• [PARTS OF THE EXERCISE]
1. In the passage on Terminal, what mouse action launches URLs in Terminal?
2. Print the section of the passage on Terminal starting at "Terminal is still" and ending at "rxvt, and friends.", word for word.

Some new features and fixes: Terminal now responds to telnet and ssh URLs. The bizarre way settings were replicated inconsistently between the inspector and Preferences window is resolved. It lets you split the window between active text and scrollback—something that I'd suggested years ago, and Chris eventually implemented in some early versions of the now-moribund next-generation MacIRC. (Actually, the MacIRC implementation was quite a bit more elegant, but I'm not complaining.) You can now drag text out of as well as into Terminal, though the drag feedback is horrendous. The extent of text selection on a dark background is no longer invisible. The I-beam still becomes close to invisible, however—Cocoa cursors fail to invert when they'd otherwise be hidden, no matter what you do to their masks. Carbon cursors continue to properly invert the same way they always did, so it's no OS X bug.

Terminal is still incredibly slow performing certain operations. Screen drawing during scrolling doesn't even remotely keep up with mouse or scroll-wheel movement on a G4, where rxvt in XDarwin and GLterm have no trouble. Selecting text which spans the split bar is horrendously laggy. Performance improvements should be forthcoming—and Apple should really put more engineering effort into Terminal given its wide use among Unix converts used to xterm, rxvt, and friends.

For months I've had code floating around to support Command-click URL launching in 10.1's Terminal, but I haven't distributed it to more than a few people because it's crash-prone in certain situations. An ICeCoffEE user sent me an email last week pointing out another new Jaguar Terminal feature, undocumented as best I can tell: Terminal lets you launch URLs with a command-double-click. This is useful, but it does a bad job: it doesn't properly strip delimiters such as trailing periods or enclosing parentheses, it doesn't handle email addresses or “slack” URLs such as www.domain.com, and responds to a nonstandard shortcut that happily leaves room for me to have ICeCoffEE intervene on a Command-click.

The rewritten Terminal is an opportunity for me to pick up where I left off on ICeCoffEE. I took a break from research tonight and did some poking around with F-Script Anywhere. It looks like I'll be able to access the contents of Jaguar Terminal windows easily (and without sporadically crashing, hopefully!) The TermStorage class has about every conceivable accessor I can think of—much better than the weird and flaky manipulation I needed to do to extract the contents of the buffer in older versions.

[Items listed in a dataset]
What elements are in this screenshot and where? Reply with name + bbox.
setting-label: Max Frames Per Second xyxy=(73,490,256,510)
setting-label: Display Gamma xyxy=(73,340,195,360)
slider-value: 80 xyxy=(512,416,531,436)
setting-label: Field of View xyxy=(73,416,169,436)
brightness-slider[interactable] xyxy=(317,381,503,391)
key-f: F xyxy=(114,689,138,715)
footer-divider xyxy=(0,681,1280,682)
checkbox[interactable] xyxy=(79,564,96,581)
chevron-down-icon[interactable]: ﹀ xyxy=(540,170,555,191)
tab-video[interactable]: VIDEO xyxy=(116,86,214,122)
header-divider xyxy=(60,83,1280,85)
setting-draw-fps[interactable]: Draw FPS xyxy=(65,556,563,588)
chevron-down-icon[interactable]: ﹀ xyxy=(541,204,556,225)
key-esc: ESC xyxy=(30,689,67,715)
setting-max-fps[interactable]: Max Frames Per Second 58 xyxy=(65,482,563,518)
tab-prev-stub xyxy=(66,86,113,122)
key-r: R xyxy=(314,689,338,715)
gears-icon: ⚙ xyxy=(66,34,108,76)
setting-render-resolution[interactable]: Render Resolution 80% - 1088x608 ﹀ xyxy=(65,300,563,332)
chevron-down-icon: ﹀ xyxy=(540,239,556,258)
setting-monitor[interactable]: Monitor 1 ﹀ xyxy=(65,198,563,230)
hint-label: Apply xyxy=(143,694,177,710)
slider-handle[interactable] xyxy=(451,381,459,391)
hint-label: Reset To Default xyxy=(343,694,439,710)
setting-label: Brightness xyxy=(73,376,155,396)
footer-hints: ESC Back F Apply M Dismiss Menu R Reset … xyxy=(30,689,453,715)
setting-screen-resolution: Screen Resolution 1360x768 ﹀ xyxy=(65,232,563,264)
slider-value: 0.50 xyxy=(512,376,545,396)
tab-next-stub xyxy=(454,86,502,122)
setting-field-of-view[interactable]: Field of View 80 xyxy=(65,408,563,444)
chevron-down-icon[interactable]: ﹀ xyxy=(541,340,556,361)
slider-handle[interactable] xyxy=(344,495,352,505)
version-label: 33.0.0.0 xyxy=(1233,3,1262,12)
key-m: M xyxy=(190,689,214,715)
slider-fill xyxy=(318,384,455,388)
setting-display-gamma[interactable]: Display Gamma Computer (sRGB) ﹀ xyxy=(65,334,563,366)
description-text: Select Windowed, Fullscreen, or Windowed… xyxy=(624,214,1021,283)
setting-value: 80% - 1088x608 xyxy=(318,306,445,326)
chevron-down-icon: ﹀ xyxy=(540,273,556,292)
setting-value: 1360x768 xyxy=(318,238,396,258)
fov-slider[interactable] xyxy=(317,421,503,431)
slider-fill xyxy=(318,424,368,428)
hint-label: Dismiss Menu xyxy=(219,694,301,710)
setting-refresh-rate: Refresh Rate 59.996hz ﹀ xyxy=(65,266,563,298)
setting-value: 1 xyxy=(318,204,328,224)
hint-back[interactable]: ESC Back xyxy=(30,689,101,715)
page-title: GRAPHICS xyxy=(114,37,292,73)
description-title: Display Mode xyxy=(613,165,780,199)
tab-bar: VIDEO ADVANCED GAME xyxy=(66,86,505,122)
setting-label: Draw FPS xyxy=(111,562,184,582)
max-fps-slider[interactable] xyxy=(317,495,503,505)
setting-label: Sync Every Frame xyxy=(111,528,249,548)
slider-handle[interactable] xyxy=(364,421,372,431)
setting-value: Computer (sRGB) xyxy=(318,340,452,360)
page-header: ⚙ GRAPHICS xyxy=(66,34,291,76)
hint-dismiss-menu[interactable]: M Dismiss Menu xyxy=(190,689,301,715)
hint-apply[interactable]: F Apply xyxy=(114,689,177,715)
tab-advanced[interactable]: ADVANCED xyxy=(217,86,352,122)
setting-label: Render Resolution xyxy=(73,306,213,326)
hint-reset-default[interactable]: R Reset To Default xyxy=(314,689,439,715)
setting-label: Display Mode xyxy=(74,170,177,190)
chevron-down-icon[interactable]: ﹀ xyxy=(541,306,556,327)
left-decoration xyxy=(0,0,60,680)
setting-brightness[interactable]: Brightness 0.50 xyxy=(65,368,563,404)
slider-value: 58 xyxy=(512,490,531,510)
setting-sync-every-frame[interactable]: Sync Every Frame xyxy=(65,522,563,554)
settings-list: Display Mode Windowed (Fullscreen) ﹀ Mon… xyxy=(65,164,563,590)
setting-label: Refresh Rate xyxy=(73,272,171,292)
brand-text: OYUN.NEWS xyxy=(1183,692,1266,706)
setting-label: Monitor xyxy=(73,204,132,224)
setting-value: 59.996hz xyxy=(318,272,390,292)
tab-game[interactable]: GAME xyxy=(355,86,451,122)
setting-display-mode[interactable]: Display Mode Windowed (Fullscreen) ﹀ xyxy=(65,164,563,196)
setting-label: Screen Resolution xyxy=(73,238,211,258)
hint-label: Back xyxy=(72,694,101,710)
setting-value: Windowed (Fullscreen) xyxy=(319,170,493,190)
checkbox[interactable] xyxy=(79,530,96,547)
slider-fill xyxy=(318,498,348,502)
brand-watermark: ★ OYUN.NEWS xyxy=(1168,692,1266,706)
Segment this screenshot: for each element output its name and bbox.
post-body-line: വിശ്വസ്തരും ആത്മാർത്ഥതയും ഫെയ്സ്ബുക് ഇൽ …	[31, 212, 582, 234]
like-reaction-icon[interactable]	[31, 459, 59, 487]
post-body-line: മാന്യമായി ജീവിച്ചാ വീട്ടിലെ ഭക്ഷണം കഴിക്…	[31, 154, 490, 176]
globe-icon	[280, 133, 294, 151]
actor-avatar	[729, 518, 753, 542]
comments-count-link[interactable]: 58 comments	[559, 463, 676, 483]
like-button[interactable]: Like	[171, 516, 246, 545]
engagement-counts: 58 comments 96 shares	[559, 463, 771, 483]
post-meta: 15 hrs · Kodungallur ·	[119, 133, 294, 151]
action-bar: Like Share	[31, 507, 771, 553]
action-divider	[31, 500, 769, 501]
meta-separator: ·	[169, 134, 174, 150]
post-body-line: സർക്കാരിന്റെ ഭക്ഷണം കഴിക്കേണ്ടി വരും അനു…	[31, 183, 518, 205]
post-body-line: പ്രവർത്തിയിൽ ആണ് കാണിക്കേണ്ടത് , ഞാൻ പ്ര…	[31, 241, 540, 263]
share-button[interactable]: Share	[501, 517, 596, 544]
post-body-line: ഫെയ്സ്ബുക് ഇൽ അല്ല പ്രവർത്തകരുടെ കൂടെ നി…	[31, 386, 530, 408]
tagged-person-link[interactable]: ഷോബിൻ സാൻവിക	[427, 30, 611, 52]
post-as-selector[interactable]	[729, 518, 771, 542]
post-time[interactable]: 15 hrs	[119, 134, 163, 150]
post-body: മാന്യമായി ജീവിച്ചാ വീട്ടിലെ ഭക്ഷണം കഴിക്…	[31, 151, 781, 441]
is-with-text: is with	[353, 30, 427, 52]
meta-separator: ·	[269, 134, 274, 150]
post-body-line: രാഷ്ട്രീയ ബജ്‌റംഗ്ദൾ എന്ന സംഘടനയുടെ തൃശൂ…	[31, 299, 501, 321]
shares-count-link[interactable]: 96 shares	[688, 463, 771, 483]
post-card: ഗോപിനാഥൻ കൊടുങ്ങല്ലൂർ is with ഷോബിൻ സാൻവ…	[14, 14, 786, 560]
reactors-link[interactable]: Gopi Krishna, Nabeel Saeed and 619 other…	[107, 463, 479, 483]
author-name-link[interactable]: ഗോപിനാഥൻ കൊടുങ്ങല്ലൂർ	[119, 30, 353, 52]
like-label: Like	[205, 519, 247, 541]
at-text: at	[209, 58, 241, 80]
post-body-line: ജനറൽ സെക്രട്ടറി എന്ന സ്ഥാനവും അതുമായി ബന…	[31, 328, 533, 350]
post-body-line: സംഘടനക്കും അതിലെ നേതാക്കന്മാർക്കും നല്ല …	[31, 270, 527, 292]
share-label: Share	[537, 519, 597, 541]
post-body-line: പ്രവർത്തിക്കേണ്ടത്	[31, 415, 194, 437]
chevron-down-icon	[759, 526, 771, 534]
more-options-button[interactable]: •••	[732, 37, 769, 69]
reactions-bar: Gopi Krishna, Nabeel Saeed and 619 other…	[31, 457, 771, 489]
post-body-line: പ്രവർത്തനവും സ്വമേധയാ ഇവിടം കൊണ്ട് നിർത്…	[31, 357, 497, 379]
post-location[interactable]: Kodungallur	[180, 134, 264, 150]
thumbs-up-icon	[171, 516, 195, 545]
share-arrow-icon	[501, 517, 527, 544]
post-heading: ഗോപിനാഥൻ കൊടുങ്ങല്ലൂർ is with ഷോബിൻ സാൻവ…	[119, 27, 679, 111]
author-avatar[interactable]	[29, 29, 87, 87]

• [ANSWERS FOR EACH ITEM]
1. A command-double-click.

2.
Terminal is still incredibly slow performing certain operations. Screen drawing during scrolling doesn't even remotely keep up with mouse or scroll-wheel movement on a G4, where rxvt in XDarwin and GLterm have no trouble. Selecting text which spans the split bar is horrendously laggy. Performance improvements should be forthcoming—and Apple should really put more engineering effort into Terminal given its wide use among Unix converts used to xterm, rxvt, and friends.